■ GIVEN ENTRIES ■
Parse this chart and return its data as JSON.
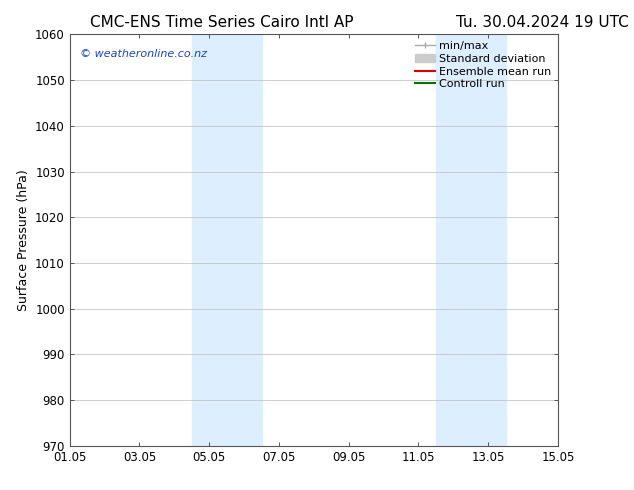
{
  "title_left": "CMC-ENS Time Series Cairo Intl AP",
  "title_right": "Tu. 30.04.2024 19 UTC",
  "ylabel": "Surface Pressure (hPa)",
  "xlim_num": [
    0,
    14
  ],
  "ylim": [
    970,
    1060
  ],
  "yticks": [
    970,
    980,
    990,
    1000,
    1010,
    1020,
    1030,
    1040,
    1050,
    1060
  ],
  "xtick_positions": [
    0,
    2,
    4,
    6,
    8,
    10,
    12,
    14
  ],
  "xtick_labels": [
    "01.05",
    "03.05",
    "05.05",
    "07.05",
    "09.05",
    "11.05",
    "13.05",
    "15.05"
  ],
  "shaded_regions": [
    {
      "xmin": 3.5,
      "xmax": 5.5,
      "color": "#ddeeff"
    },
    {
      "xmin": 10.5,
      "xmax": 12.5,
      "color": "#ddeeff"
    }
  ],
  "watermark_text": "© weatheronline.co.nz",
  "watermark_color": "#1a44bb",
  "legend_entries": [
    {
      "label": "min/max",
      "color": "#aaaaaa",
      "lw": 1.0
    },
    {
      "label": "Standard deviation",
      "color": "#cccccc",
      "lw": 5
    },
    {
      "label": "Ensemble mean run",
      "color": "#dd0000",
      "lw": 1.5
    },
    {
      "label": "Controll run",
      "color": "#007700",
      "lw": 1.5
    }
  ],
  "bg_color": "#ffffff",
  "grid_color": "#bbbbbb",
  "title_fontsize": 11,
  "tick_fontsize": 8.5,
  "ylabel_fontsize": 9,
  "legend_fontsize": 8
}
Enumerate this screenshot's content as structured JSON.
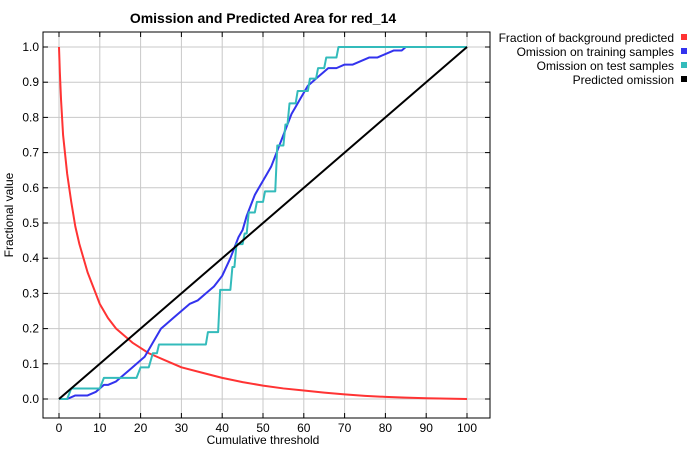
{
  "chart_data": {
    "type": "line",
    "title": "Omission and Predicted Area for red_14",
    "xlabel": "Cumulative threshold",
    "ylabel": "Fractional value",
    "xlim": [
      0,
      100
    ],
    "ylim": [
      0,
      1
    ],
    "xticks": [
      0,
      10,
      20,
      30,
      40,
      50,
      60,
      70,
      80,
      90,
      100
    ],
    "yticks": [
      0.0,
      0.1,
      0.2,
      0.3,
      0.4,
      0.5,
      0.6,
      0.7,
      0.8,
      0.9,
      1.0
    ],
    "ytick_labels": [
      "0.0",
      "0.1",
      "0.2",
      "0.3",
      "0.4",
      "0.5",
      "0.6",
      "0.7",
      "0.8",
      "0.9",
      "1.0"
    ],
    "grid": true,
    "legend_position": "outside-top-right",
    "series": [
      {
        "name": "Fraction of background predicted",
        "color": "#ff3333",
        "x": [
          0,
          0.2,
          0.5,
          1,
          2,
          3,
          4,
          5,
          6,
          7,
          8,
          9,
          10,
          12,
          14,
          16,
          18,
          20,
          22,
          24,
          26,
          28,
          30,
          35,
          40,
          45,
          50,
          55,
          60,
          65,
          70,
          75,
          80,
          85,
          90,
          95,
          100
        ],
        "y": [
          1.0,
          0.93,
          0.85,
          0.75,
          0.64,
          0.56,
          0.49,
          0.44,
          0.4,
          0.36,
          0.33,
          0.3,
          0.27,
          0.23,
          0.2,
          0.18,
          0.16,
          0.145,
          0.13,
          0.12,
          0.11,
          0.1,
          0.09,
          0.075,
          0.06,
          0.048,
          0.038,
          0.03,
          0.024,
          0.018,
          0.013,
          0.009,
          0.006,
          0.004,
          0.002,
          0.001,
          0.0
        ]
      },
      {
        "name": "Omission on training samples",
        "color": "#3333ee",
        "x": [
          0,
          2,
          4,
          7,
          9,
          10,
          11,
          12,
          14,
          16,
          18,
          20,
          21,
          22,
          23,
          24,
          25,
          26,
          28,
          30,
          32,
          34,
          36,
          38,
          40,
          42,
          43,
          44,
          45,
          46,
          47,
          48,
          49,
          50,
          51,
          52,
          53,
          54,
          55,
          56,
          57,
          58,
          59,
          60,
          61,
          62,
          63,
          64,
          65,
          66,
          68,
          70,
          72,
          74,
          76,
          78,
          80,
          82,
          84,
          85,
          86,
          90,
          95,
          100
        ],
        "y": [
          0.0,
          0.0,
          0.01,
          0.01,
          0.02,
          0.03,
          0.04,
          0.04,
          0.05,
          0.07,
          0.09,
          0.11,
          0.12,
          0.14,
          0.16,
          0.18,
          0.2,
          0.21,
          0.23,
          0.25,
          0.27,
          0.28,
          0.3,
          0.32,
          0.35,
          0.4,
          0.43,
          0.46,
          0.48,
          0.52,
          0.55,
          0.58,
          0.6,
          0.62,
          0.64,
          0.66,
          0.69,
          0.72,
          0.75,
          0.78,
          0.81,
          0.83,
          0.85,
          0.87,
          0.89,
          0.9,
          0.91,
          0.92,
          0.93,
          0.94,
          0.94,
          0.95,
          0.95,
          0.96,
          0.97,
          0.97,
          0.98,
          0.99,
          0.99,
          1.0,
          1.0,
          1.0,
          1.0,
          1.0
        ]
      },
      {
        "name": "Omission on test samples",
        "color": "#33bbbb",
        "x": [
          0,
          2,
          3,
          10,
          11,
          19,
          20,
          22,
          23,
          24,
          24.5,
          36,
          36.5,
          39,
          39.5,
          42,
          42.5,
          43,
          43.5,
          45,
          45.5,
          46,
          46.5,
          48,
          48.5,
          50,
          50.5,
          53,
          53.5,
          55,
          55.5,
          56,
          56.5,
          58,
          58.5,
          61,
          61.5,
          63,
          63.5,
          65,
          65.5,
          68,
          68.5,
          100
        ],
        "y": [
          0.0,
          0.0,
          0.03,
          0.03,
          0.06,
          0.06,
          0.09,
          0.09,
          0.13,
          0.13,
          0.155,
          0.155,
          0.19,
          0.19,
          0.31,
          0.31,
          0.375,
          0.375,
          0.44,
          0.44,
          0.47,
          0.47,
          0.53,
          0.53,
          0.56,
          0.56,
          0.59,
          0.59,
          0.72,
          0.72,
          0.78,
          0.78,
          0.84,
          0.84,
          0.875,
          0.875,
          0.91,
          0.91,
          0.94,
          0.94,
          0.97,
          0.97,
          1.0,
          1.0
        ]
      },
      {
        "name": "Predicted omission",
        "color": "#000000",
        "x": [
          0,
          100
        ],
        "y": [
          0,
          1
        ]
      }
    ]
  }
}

■ TASK DETAILS ■
How many lines in the records above contain the word "samples"? Reply with the number alone.

■ SOLVED EXERCISE ■
2